▸ **Record excerpts**:
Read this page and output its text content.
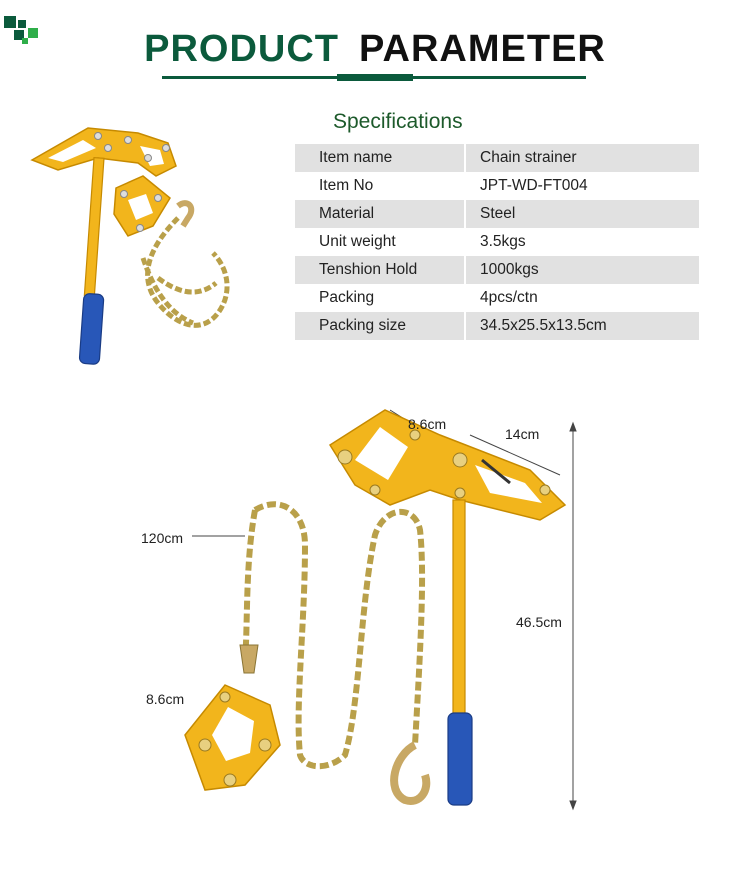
PRODUCT PARAMETER
Specifications
Item name	Chain strainer
Item No	JPT-WD-FT004
Material	Steel
Unit weight	3.5kgs
Tenshion Hold	1000kgs
Packing	4pcs/ctn
Packing size	34.5x25.5x13.5cm
8.6cm
14cm
120cm
46.5cm
8.6cm
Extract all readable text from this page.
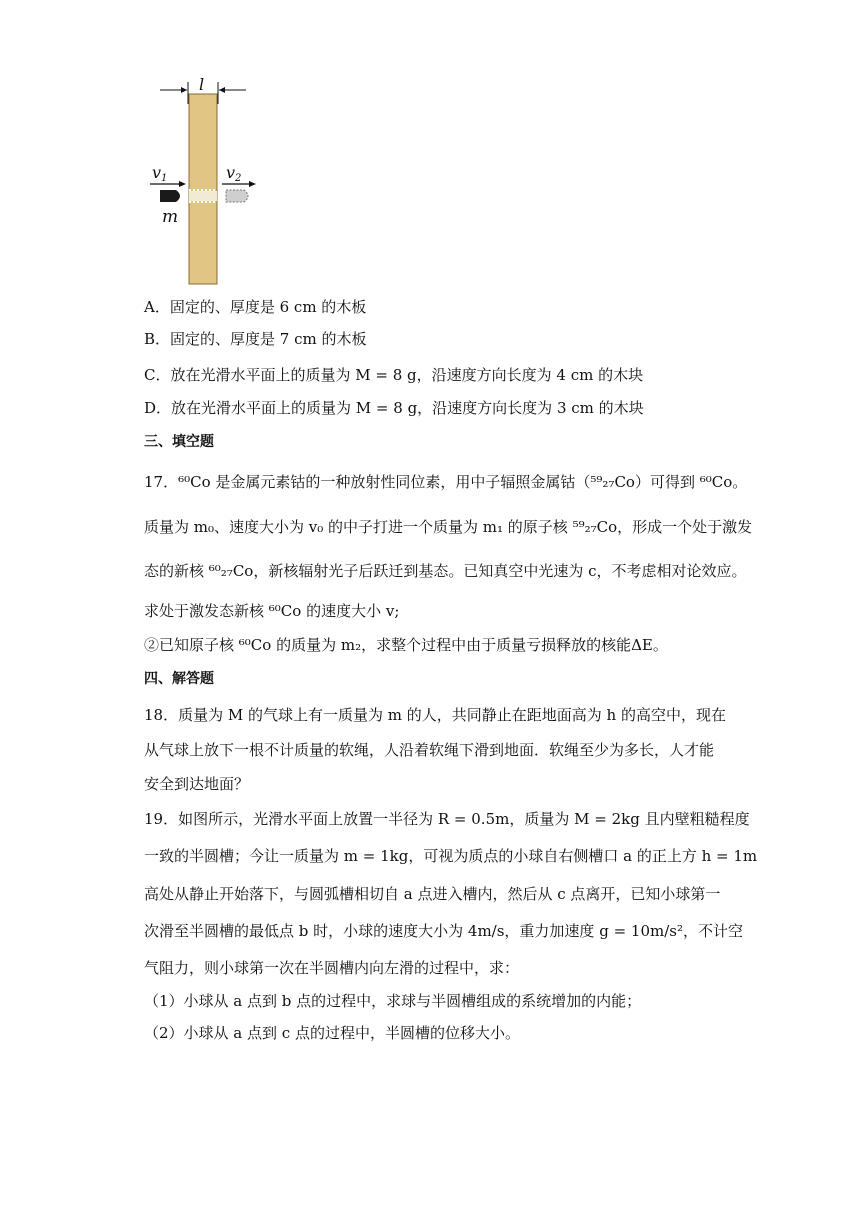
l
v1
m
v2
A．固定的、厚度是 6 cm 的木板
B．固定的、厚度是 7 cm 的木板
C．放在光滑水平面上的质量为 M = 8 g，沿速度方向长度为 4 cm 的木块
D．放在光滑水平面上的质量为 M = 8 g，沿速度方向长度为 3 cm 的木块
三、填空题
17．⁶⁰Co 是金属元素钴的一种放射性同位素，用中子辐照金属钴（⁵⁹₂₇Co）可得到 ⁶⁰Co。
质量为 m₀、速度大小为 v₀ 的中子打进一个质量为 m₁ 的原子核 ⁵⁹₂₇Co，形成一个处于激发
态的新核 ⁶⁰₂₇Co，新核辐射光子后跃迁到基态。已知真空中光速为 c，不考虑相对论效应。
求处于激发态新核 ⁶⁰Co 的速度大小 v;
②已知原子核 ⁶⁰Co 的质量为 m₂，求整个过程中由于质量亏损释放的核能ΔE。
四、解答题
18．质量为 M 的气球上有一质量为 m 的人，共同静止在距地面高为 h 的高空中，现在
从气球上放下一根不计质量的软绳，人沿着软绳下滑到地面．软绳至少为多长，人才能
安全到达地面？
19．如图所示，光滑水平面上放置一半径为 R = 0.5m，质量为 M = 2kg 且内壁粗糙程度
一致的半圆槽；今让一质量为 m = 1kg，可视为质点的小球自右侧槽口 a 的正上方 h = 1m
高处从静止开始落下，与圆弧槽相切自 a 点进入槽内，然后从 c 点离开，已知小球第一
次滑至半圆槽的最低点 b 时，小球的速度大小为 4m/s，重力加速度 g = 10m/s²，不计空
气阻力，则小球第一次在半圆槽内向左滑的过程中，求：
（1）小球从 a 点到 b 点的过程中，求球与半圆槽组成的系统增加的内能；
（2）小球从 a 点到 c 点的过程中，半圆槽的位移大小。
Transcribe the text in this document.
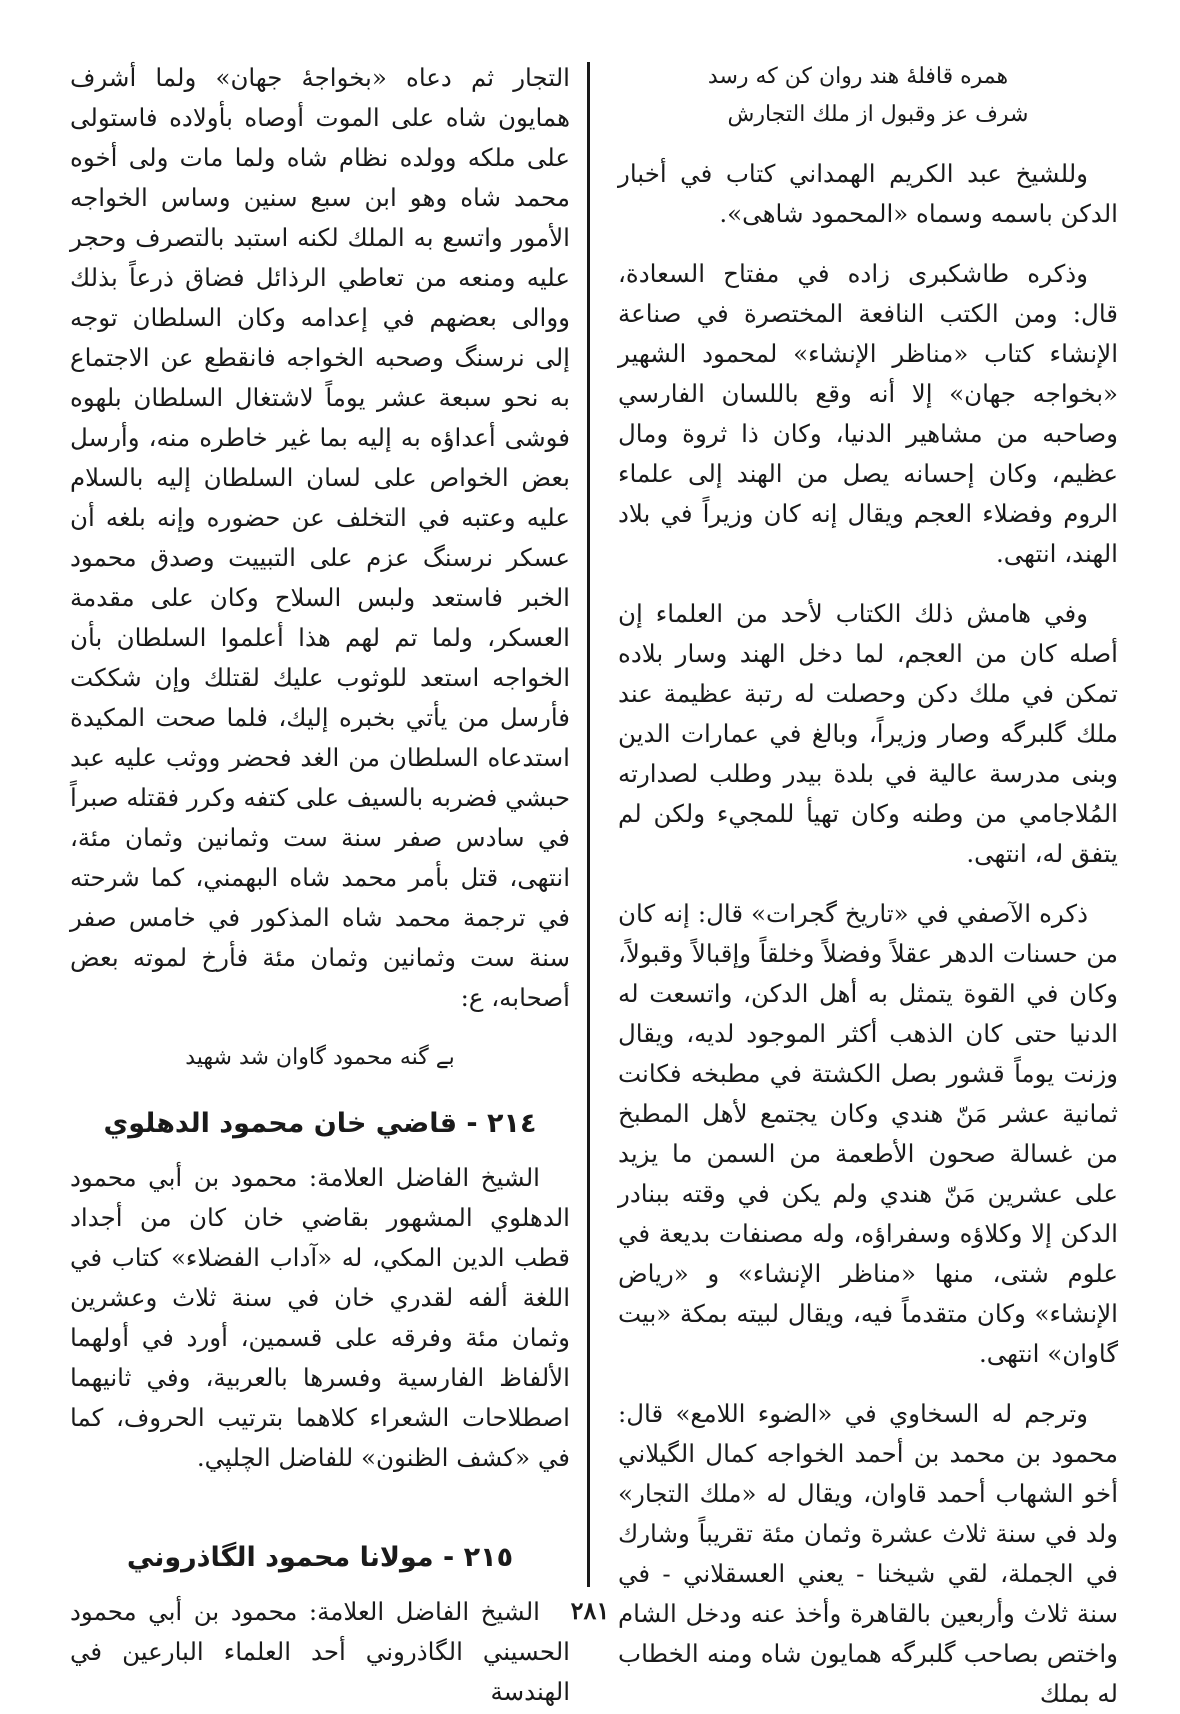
همره قافلهٔ هند روان کن که رسد

شرف عز وقبول از ملك التجارش

وللشيخ عبد الكريم الهمداني كتاب في أخبار الدكن باسمه وسماه «المحمود شاهی».

وذكره طاشكبرى زاده في مفتاح السعادة، قال: ومن الكتب النافعة المختصرة في صناعة الإنشاء كتاب «مناظر الإنشاء» لمحمود الشهير «بخواجه جهان» إلا أنه وقع باللسان الفارسي وصاحبه من مشاهير الدنيا، وكان ذا ثروة ومال عظيم، وكان إحسانه يصل من الهند إلى علماء الروم وفضلاء العجم ويقال إنه كان وزيراً في بلاد الهند، انتهى.

وفي هامش ذلك الكتاب لأحد من العلماء إن أصله كان من العجم، لما دخل الهند وسار بلاده تمكن في ملك دكن وحصلت له رتبة عظيمة عند ملك گلبرگه وصار وزيراً، وبالغ في عمارات الدين وبنى مدرسة عالية في بلدة بيدر وطلب لصدارته المُلاجامي من وطنه وكان تهيأ للمجيء ولكن لم يتفق له، انتهى.

ذكره الآصفي في «تاريخ گجرات» قال: إنه كان من حسنات الدهر عقلاً وفضلاً وخلقاً وإقبالاً وقبولاً، وكان في القوة يتمثل به أهل الدكن، واتسعت له الدنيا حتى كان الذهب أكثر الموجود لديه، ويقال وزنت يوماً قشور بصل الكشتة في مطبخه فكانت ثمانية عشر مَنّ هندي وكان يجتمع لأهل المطبخ من غسالة صحون الأطعمة من السمن ما يزيد على عشرين مَنّ هندي ولم يكن في وقته ببنادر الدكن إلا وكلاؤه وسفراؤه، وله مصنفات بديعة في علوم شتى، منها «مناظر الإنشاء» و «رياض الإنشاء» وكان متقدماً فيه، ويقال لبيته بمكة «بيت گاوان» انتهى.

وترجم له السخاوي في «الضوء اللامع» قال: محمود بن محمد بن أحمد الخواجه كمال الگيلاني أخو الشهاب أحمد قاوان، ويقال له «ملك التجار» ولد في سنة ثلاث عشرة وثمان مئة تقريباً وشارك في الجملة، لقي شيخنا - يعني العسقلاني - في سنة ثلاث وأربعين بالقاهرة وأخذ عنه ودخل الشام واختص بصاحب گلبرگه همايون شاه ومنه الخطاب له بملك

التجار ثم دعاه «بخواجهٔ جهان» ولما أشرف همايون شاه على الموت أوصاه بأولاده فاستولى على ملكه وولده نظام شاه ولما مات ولى أخوه محمد شاه وهو ابن سبع سنين وساس الخواجه الأمور واتسع به الملك لكنه استبد بالتصرف وحجر عليه ومنعه من تعاطي الرذائل فضاق ذرعاً بذلك ووالى بعضهم في إعدامه وكان السلطان توجه إلى نرسنگ وصحبه الخواجه فانقطع عن الاجتماع به نحو سبعة عشر يوماً لاشتغال السلطان بلهوه فوشى أعداؤه به إليه بما غير خاطره منه، وأرسل بعض الخواص على لسان السلطان إليه بالسلام عليه وعتبه في التخلف عن حضوره وإنه بلغه أن عسكر نرسنگ عزم على التبييت وصدق محمود الخبر فاستعد ولبس السلاح وكان على مقدمة العسكر، ولما تم لهم هذا أعلموا السلطان بأن الخواجه استعد للوثوب عليك لقتلك وإن شككت فأرسل من يأتي بخبره إليك، فلما صحت المكيدة استدعاه السلطان من الغد فحضر ووثب عليه عبد حبشي فضربه بالسيف على كتفه وكرر فقتله صبراً في سادس صفر سنة ست وثمانين وثمان مئة، انتهى، قتل بأمر محمد شاه البهمني، كما شرحته في ترجمة محمد شاه المذكور في خامس صفر سنة ست وثمانين وثمان مئة فأرخ لموته بعض أصحابه، ع:

بے گنه محمود گاوان شد شهيد

٢١٤ - قاضي خان محمود الدهلوي

الشيخ الفاضل العلامة: محمود بن أبي محمود الدهلوي المشهور بقاضي خان كان من أجداد قطب الدين المكي، له «آداب الفضلاء» كتاب في اللغة ألفه لقدري خان في سنة ثلاث وعشرين وثمان مئة وفرقه على قسمين، أورد في أولهما الألفاظ الفارسية وفسرها بالعربية، وفي ثانيهما اصطلاحات الشعراء كلاهما بترتيب الحروف، كما في «كشف الظنون» للفاضل الچلپي.

٢١٥ - مولانا محمود الگاذروني

الشيخ الفاضل العلامة: محمود بن أبي محمود الحسيني الگاذروني أحد العلماء البارعين في الهندسة

٢٨١
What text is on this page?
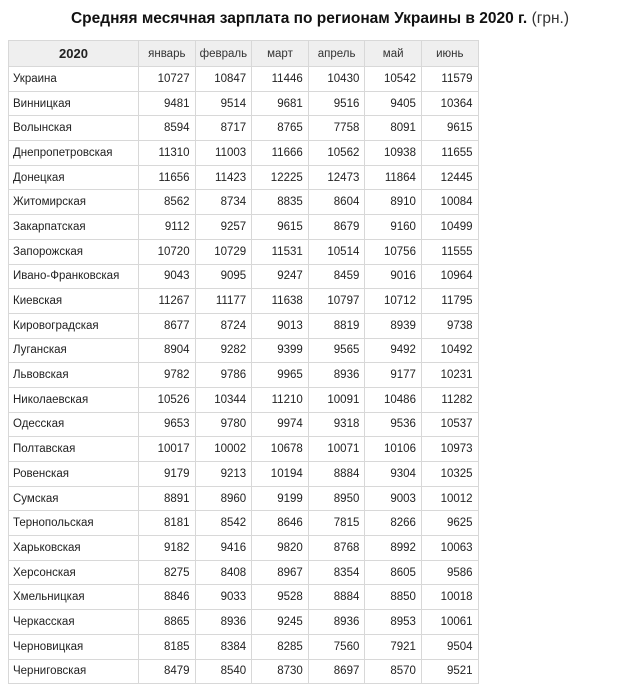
Средняя месячная зарплата по регионам Украины в 2020 г. (грн.)
2020	январь	февраль	март	апрель	май	июнь
Украина	10727	10847	11446	10430	10542	11579
Винницкая	9481	9514	9681	9516	9405	10364
Волынская	8594	8717	8765	7758	8091	9615
Днепропетровская	11310	11003	11666	10562	10938	11655
Донецкая	11656	11423	12225	12473	11864	12445
Житомирская	8562	8734	8835	8604	8910	10084
Закарпатская	9112	9257	9615	8679	9160	10499
Запорожская	10720	10729	11531	10514	10756	11555
Ивано-Франковская	9043	9095	9247	8459	9016	10964
Киевская	11267	11177	11638	10797	10712	11795
Кировоградская	8677	8724	9013	8819	8939	9738
Луганская	8904	9282	9399	9565	9492	10492
Львовская	9782	9786	9965	8936	9177	10231
Николаевская	10526	10344	11210	10091	10486	11282
Одесская	9653	9780	9974	9318	9536	10537
Полтавская	10017	10002	10678	10071	10106	10973
Ровенская	9179	9213	10194	8884	9304	10325
Сумская	8891	8960	9199	8950	9003	10012
Тернопольская	8181	8542	8646	7815	8266	9625
Харьковская	9182	9416	9820	8768	8992	10063
Херсонская	8275	8408	8967	8354	8605	9586
Хмельницкая	8846	9033	9528	8884	8850	10018
Черкасская	8865	8936	9245	8936	8953	10061
Черновицкая	8185	8384	8285	7560	7921	9504
Черниговская	8479	8540	8730	8697	8570	9521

▸ **Exercise goal**:
Only the number is wanted: how many lines of these entries contain the string "沿速度方向长度为"?

▸ **Task answer**:
2